== Extrait
Nous poursuivons notre cheminement sur la voie ferrée. Nous ne savons pas à quoi ressemble le monument commémorant symboliquement la liaison entre la portion de la voie ferrée partie de Brazzaville et celle partie de Pointe-Noire. Je sais juste qu'il comporte une plaque avec un texte gravé. Nous avons peur de passer à côté sans le voir... surtout si la nature a pris le dessus ! Ce qui arrive rapidement ici.

Le temps est encore nuageux et nous ne souffrons pas de la chaleur au cours de notre marche. Trois jeunes garçons nous accompagnent dans notre modeste exploration. A un villageois qui s'enquière de loin du motif de notre présence, Manu laisse croire que je suis un descendant (un petit-neveu ou arrière petit-neveu) du Lieutenant Favre. Sans doute des membres de sa famille sont-ils déjà venus à Moubotsi. Vu sa mort assez jeune à 27 ans, je présume qu'il n'a pas eu d'enfants. L'hypothèse du descendant indirect est donc crédible !

Nous croisons un groupe de femmes qui nous saluent d'un "M'boté" sympathique. Je réponds de même. Christ est surpris et me demande si je connais la signification du mot que j'ai prononcé... Bien sûr, c'est quand même la huitième fois que je séjourne au Congo. Même si c'est pour de courtes durées, j'ai quand même appris à dire bonjour !!

 

moubotsi-gare-favre-monument

Stèle commémorant l'achèvement du CFCO en 1934


Après une courbe, nous découvrons sur notre gauche le monument, abrité par une couronne d'arbres. Il n'est pas envahi par la végétation, le lieu "historique" a été entretenu. Il est assez loin de la gare, à plus d'un kilomètre je pense. 

La stèle d'environ 2 mètres de haut est constituée de pierres de deux couleurs différentes. Une pierre grise (du granite ?) et une pierre ocre (du grès ?). Je ne sais pas si ces pierres proviennent du massif du Mayombe, mais ce serait dans la logique des choses.
====
## Consignes de travail
A. Reproduisez le passage de l'extrait qui commence par les mots contenant "Nous poursuivons notre" et se termine par "arrive rapidement ici.".
B. Résumez l'extrait en deux phrases.
== Lignes présentées
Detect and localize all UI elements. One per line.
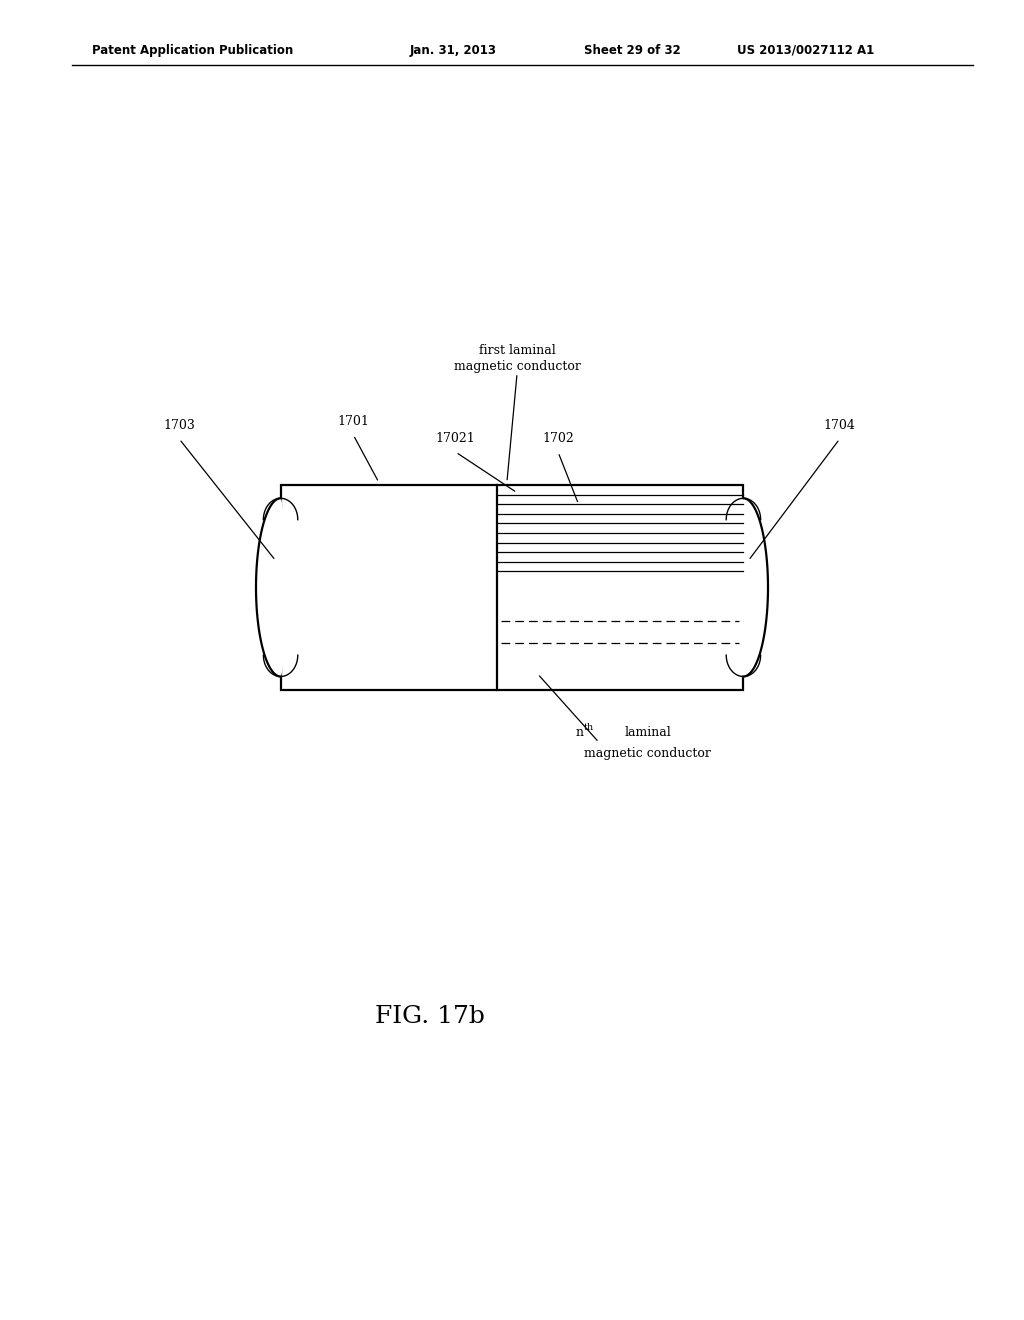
Text: first laminal: first laminal — [479, 345, 555, 356]
Polygon shape — [281, 484, 743, 689]
Text: Patent Application Publication: Patent Application Publication — [92, 44, 294, 57]
Text: 1702: 1702 — [542, 433, 574, 445]
Text: Jan. 31, 2013: Jan. 31, 2013 — [410, 44, 497, 57]
Text: US 2013/0027112 A1: US 2013/0027112 A1 — [737, 44, 874, 57]
Text: 17021: 17021 — [436, 433, 475, 445]
Text: Sheet 29 of 32: Sheet 29 of 32 — [584, 44, 680, 57]
Text: FIG. 17b: FIG. 17b — [375, 1005, 485, 1028]
Text: n: n — [575, 726, 584, 739]
Polygon shape — [256, 498, 305, 676]
Text: 1701: 1701 — [337, 416, 370, 428]
Text: magnetic conductor: magnetic conductor — [584, 747, 711, 759]
Text: magnetic conductor: magnetic conductor — [454, 360, 581, 372]
Text: 1703: 1703 — [163, 420, 196, 432]
Polygon shape — [719, 498, 768, 676]
Text: 1704: 1704 — [823, 420, 856, 432]
Text: laminal: laminal — [625, 726, 672, 739]
Text: th: th — [584, 723, 594, 731]
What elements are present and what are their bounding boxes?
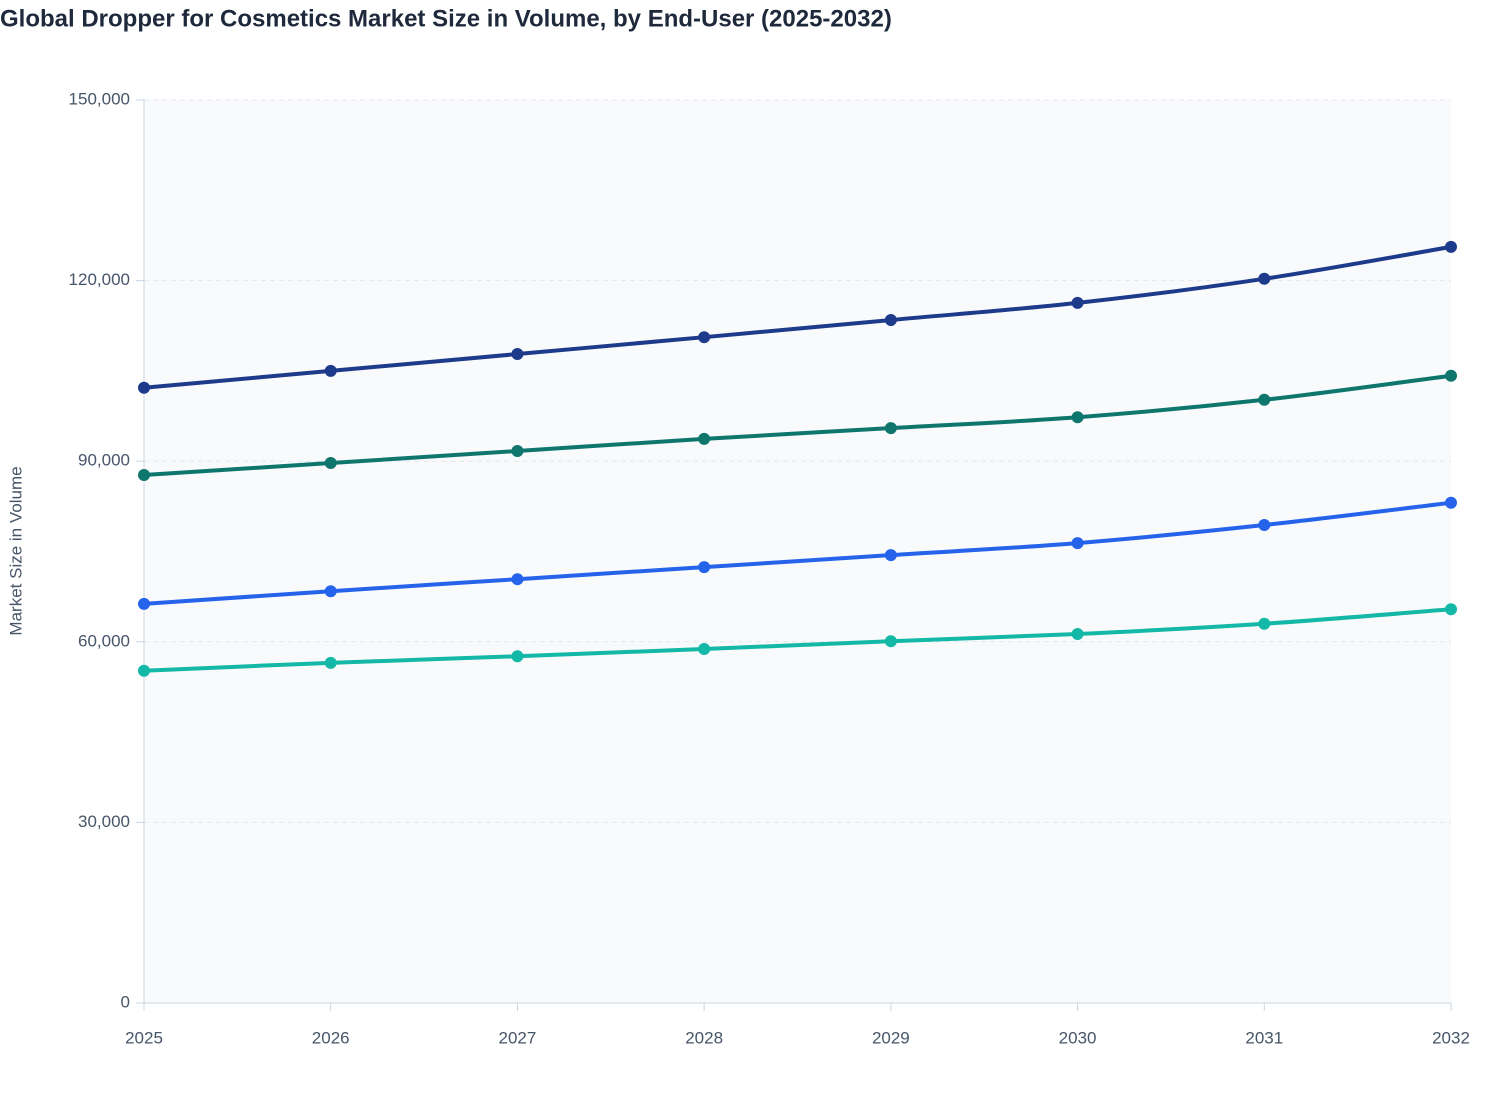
data-point bbox=[138, 469, 150, 482]
y-tick-label: 30,000 bbox=[78, 812, 130, 831]
data-point bbox=[138, 597, 150, 610]
data-point bbox=[1258, 393, 1271, 406]
data-point bbox=[511, 650, 524, 663]
data-point bbox=[698, 643, 711, 656]
series-line bbox=[143, 244, 1452, 390]
plot-area bbox=[144, 100, 1451, 1003]
series-line bbox=[143, 373, 1452, 478]
x-tick-label: 2027 bbox=[499, 1028, 537, 1047]
y-tick-label: 0 bbox=[121, 992, 130, 1011]
data-point bbox=[1258, 519, 1271, 532]
y-axis-label: Market Size in Volume bbox=[6, 466, 25, 635]
data-point bbox=[884, 635, 897, 648]
data-point bbox=[511, 573, 524, 586]
series-line bbox=[143, 500, 1452, 606]
data-point bbox=[1258, 272, 1271, 285]
data-point bbox=[511, 348, 524, 361]
data-point bbox=[1445, 240, 1457, 253]
data-point bbox=[698, 561, 711, 574]
data-point bbox=[1258, 617, 1271, 630]
data-point bbox=[324, 457, 337, 470]
data-point bbox=[324, 364, 337, 377]
x-tick-label: 2025 bbox=[125, 1028, 163, 1047]
data-point bbox=[1445, 369, 1457, 382]
data-point bbox=[1071, 296, 1084, 309]
x-tick-label: 2026 bbox=[312, 1028, 350, 1047]
data-point bbox=[884, 549, 897, 562]
x-tick-label: 2030 bbox=[1059, 1028, 1097, 1047]
y-tick-label: 90,000 bbox=[78, 451, 130, 470]
data-point bbox=[884, 422, 897, 435]
y-tick-label: 150,000 bbox=[69, 89, 130, 108]
series-line bbox=[143, 607, 1452, 673]
x-tick-label: 2032 bbox=[1432, 1028, 1470, 1047]
data-point bbox=[1445, 496, 1457, 509]
data-point bbox=[1071, 627, 1084, 640]
x-tick-label: 2031 bbox=[1245, 1028, 1283, 1047]
data-point bbox=[884, 314, 897, 327]
data-point bbox=[1071, 411, 1084, 424]
x-tick-label: 2028 bbox=[685, 1028, 723, 1047]
data-point bbox=[511, 444, 524, 457]
x-tick-label: 2029 bbox=[872, 1028, 910, 1047]
data-point bbox=[698, 432, 711, 445]
data-point bbox=[138, 664, 150, 677]
data-point bbox=[1445, 603, 1457, 616]
data-point bbox=[324, 656, 337, 669]
data-point bbox=[698, 331, 711, 344]
data-point bbox=[138, 381, 150, 394]
chart-title: Global Dropper for Cosmetics Market Size… bbox=[0, 5, 892, 32]
y-tick-label: 60,000 bbox=[78, 631, 130, 650]
data-point bbox=[324, 585, 337, 598]
y-tick-label: 120,000 bbox=[69, 270, 130, 289]
data-point bbox=[1071, 537, 1084, 550]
====
## Réponses successives
A.
Nous poursuivons notre cheminement sur la voie ferrée. Nous ne savons pas à quoi ressemble le monument commémorant symboliquement la liaison entre la portion de la voie ferrée partie de Brazzaville et celle partie de Pointe-Noire. Je sais juste qu'il comporte une plaque avec un texte gravé. Nous avons peur de passer à côté sans le voir... surtout si la nature a pris le dessus ! Ce qui arrive rapidement ici.

B. Par un temps nuageux, accompagnés de trois jeunes garçons, les marcheurs suivent la voie ferrée à la recherche du monument qui commémore la jonction entre la portion partie de Brazzaville et celle partie de Pointe-Noire. Après une courbe, ils découvrent sur leur gauche, probablement à plus d'un kilomètre de la gare, une stèle entretenue d'environ 2 mètres de haut, faite de pierres de deux couleurs et abritée par une couronne d'arbres.